Data listing —
-- begin --

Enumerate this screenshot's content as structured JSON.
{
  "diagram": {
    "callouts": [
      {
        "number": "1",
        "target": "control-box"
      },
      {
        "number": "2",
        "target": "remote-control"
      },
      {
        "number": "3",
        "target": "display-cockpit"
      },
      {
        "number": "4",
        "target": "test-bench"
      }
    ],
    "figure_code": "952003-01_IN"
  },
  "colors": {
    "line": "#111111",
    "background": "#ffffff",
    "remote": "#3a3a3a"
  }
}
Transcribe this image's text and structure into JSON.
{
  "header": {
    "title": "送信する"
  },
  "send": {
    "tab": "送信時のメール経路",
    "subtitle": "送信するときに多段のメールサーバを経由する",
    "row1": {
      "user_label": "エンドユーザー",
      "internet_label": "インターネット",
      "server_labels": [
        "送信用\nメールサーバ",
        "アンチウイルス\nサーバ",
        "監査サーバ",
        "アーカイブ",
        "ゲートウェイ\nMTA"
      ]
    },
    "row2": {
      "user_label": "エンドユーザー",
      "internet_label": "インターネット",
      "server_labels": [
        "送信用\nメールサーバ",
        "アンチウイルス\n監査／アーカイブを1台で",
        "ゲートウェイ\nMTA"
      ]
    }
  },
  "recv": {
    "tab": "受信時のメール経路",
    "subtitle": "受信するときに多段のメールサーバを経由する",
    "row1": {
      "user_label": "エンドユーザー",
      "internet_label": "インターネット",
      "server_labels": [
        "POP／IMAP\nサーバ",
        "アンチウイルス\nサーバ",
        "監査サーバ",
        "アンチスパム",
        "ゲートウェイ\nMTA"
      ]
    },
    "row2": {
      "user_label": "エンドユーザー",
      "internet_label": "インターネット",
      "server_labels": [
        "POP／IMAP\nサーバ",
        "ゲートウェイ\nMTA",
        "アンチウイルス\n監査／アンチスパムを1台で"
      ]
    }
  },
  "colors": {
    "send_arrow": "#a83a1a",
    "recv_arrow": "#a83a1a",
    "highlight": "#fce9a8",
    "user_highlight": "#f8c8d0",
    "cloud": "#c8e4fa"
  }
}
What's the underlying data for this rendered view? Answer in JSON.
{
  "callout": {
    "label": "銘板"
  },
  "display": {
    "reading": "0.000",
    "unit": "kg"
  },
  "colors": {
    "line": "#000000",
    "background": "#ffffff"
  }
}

-- end --

TASK DIRECTIONS —
Starting at the line that contains "What's the underlying", print every line through the end of the listing, word for word. Leave out all the rest.

FULL RESPONSE —
What's the underlying data for this rendered view? Answer in JSON.
{
  "callout": {
    "label": "銘板"
  },
  "display": {
    "reading": "0.000",
    "unit": "kg"
  },
  "colors": {
    "line": "#000000",
    "background": "#ffffff"
  }
}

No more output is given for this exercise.